What to do - Return all the entries exactly, keeping pictures out.

Stored items from a collection -
============================================================

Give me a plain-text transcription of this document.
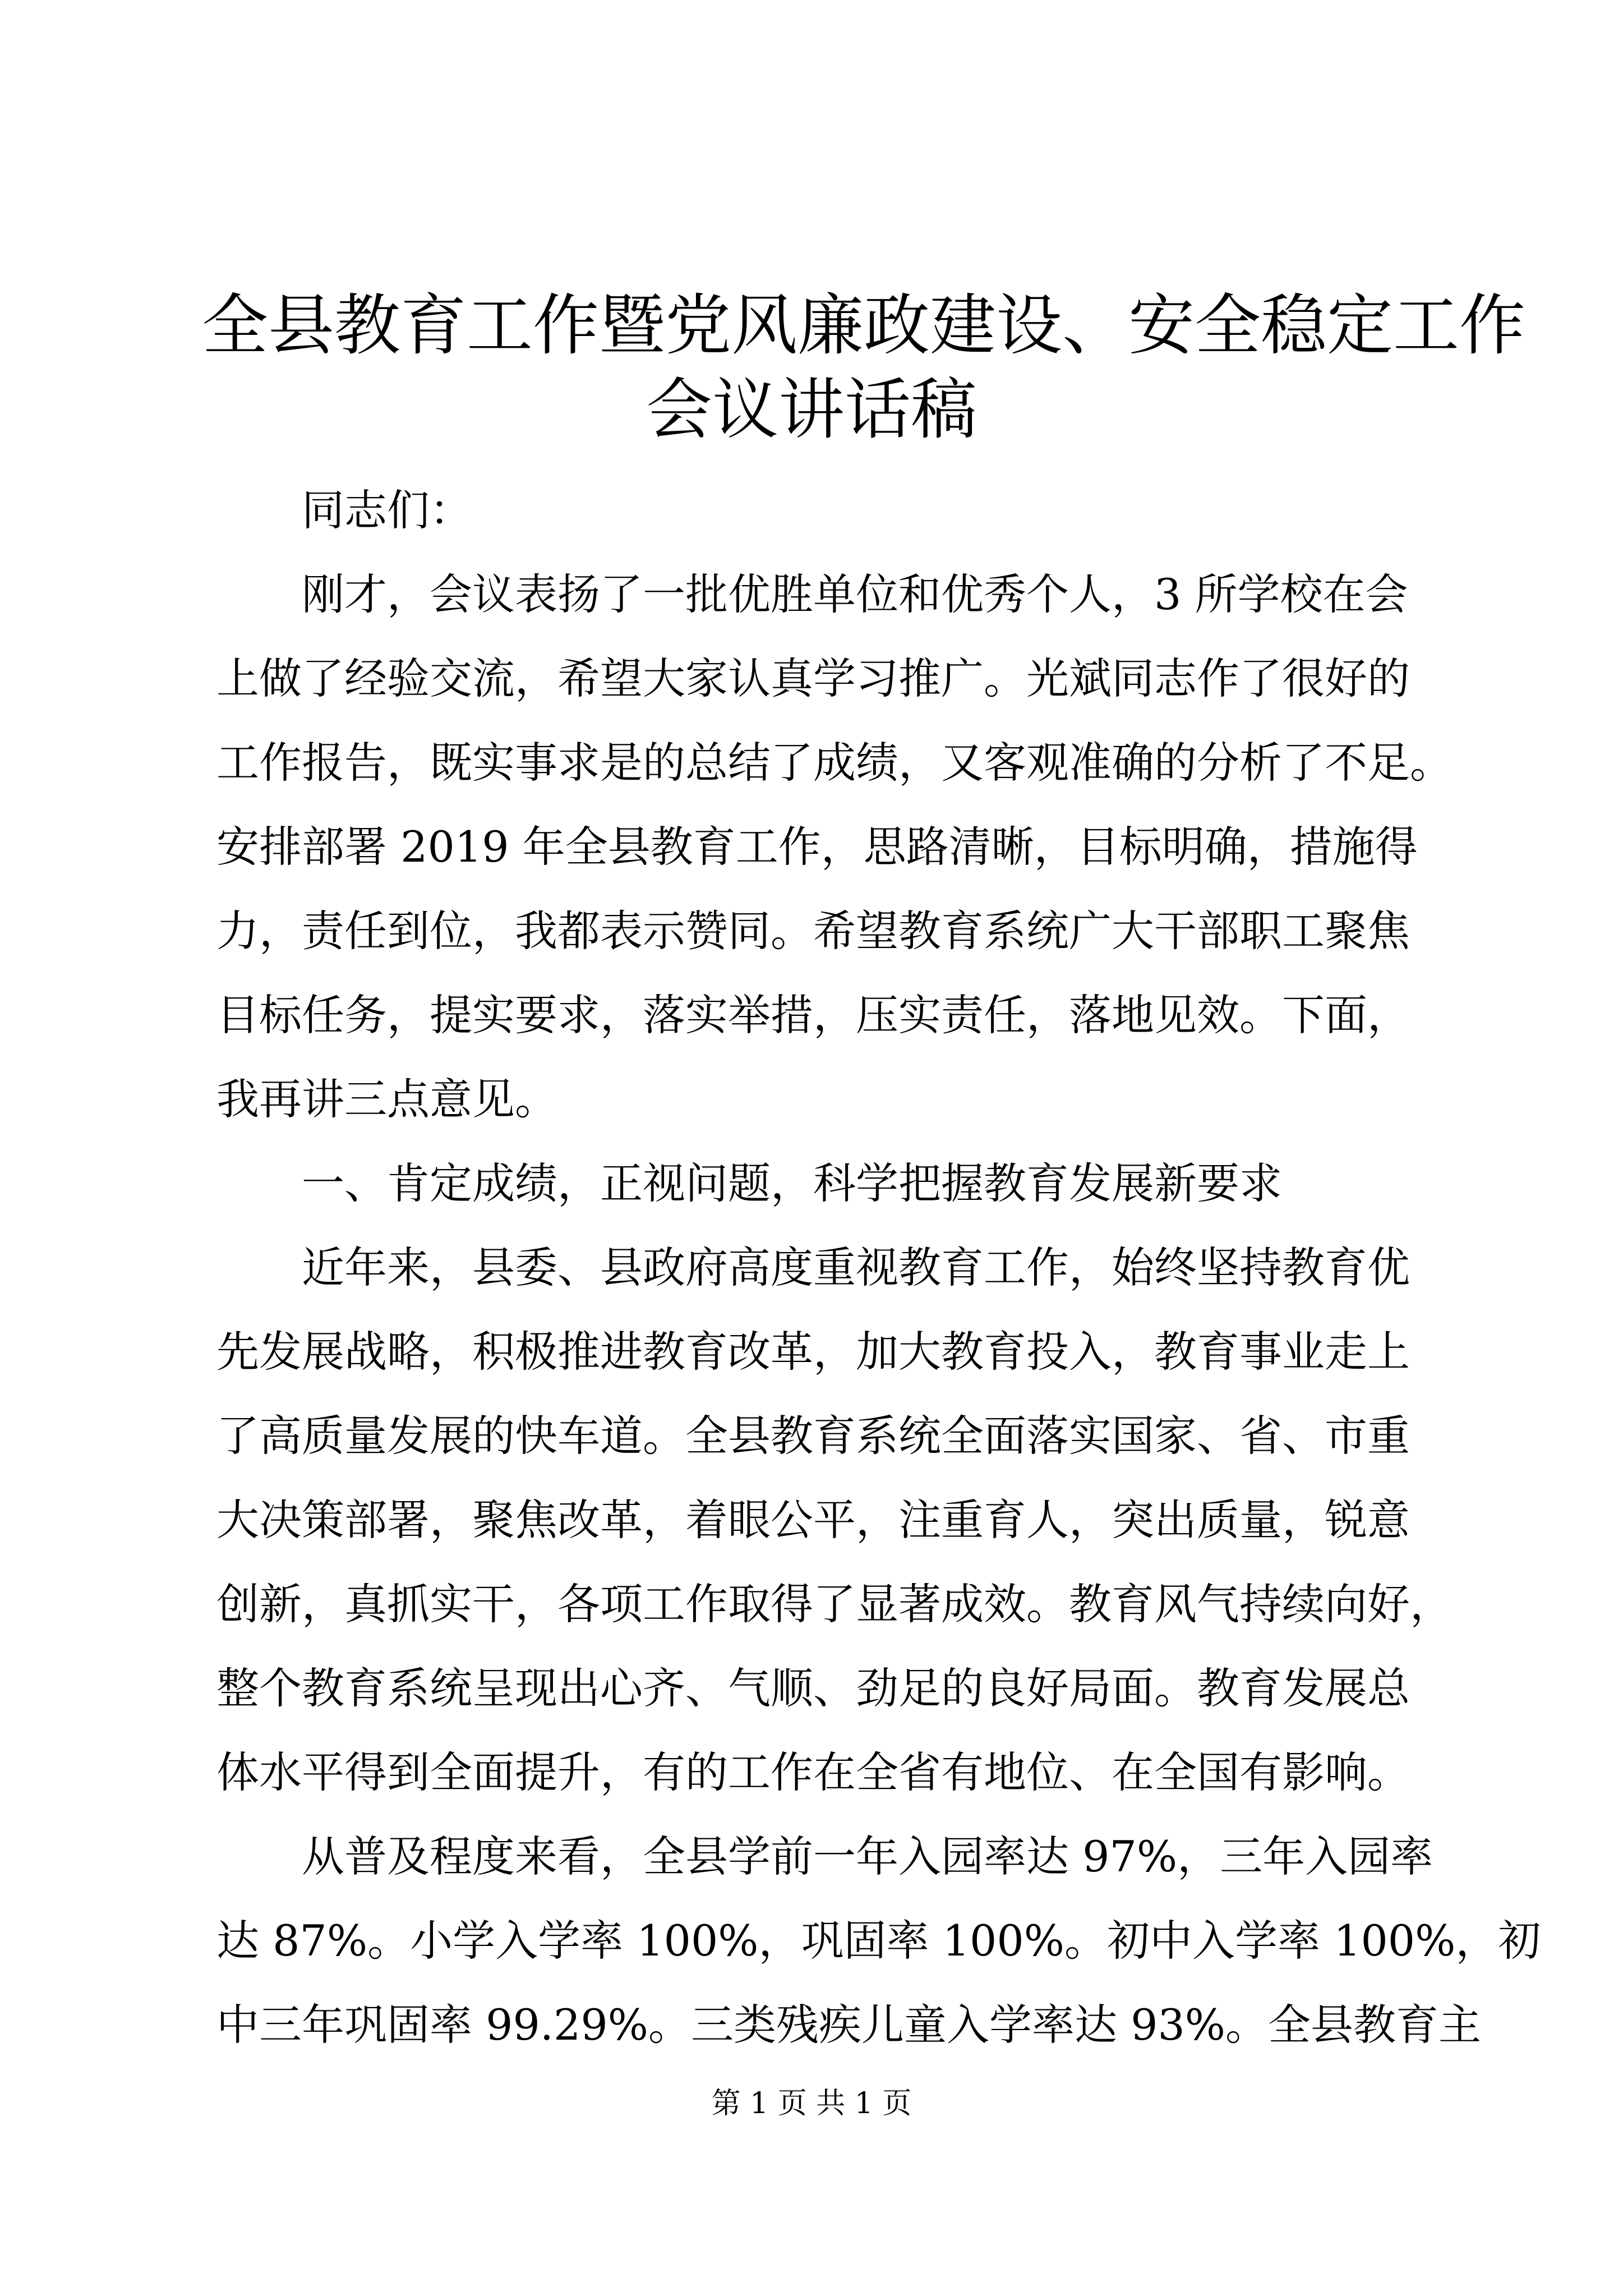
全县教育工作暨党风廉政建设、安全稳定工作
会议讲话稿
同志们：
刚才，会议表扬了一批优胜单位和优秀个人，3 所学校在会
上做了经验交流，希望大家认真学习推广。光斌同志作了很好的
工作报告，既实事求是的总结了成绩，又客观准确的分析了不足。
安排部署 2019 年全县教育工作，思路清晰，目标明确，措施得
力，责任到位，我都表示赞同。希望教育系统广大干部职工聚焦
目标任务，提实要求，落实举措，压实责任，落地见效。下面，
我再讲三点意见。
一、肯定成绩，正视问题，科学把握教育发展新要求
近年来，县委、县政府高度重视教育工作，始终坚持教育优
先发展战略，积极推进教育改革，加大教育投入，教育事业走上
了高质量发展的快车道。全县教育系统全面落实国家、省、市重
大决策部署，聚焦改革，着眼公平，注重育人，突出质量，锐意
创新，真抓实干，各项工作取得了显著成效。教育风气持续向好，
整个教育系统呈现出心齐、气顺、劲足的良好局面。教育发展总
体水平得到全面提升，有的工作在全省有地位、在全国有影响。
从普及程度来看，全县学前一年入园率达 97%，三年入园率
达 87%。小学入学率 100%，巩固率 100%。初中入学率 100%，初
中三年巩固率 99.29%。三类残疾儿童入学率达 93%。全县教育主
第 1 页 共 1 页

============================================================

Answer to the problem -
Give me a plain-text transcription of this document.
全县教育工作暨党风廉政建设、安全稳定工作
会议讲话稿
同志们：
刚才，会议表扬了一批优胜单位和优秀个人，3 所学校在会
上做了经验交流，希望大家认真学习推广。光斌同志作了很好的
工作报告，既实事求是的总结了成绩，又客观准确的分析了不足。
安排部署 2019 年全县教育工作，思路清晰，目标明确，措施得
力，责任到位，我都表示赞同。希望教育系统广大干部职工聚焦
目标任务，提实要求，落实举措，压实责任，落地见效。下面，
我再讲三点意见。
一、肯定成绩，正视问题，科学把握教育发展新要求
近年来，县委、县政府高度重视教育工作，始终坚持教育优
先发展战略，积极推进教育改革，加大教育投入，教育事业走上
了高质量发展的快车道。全县教育系统全面落实国家、省、市重
大决策部署，聚焦改革，着眼公平，注重育人，突出质量，锐意
创新，真抓实干，各项工作取得了显著成效。教育风气持续向好，
整个教育系统呈现出心齐、气顺、劲足的良好局面。教育发展总
体水平得到全面提升，有的工作在全省有地位、在全国有影响。
从普及程度来看，全县学前一年入园率达 97%，三年入园率
达 87%。小学入学率 100%，巩固率 100%。初中入学率 100%，初
中三年巩固率 99.29%。三类残疾儿童入学率达 93%。全县教育主
第 1 页 共 1 页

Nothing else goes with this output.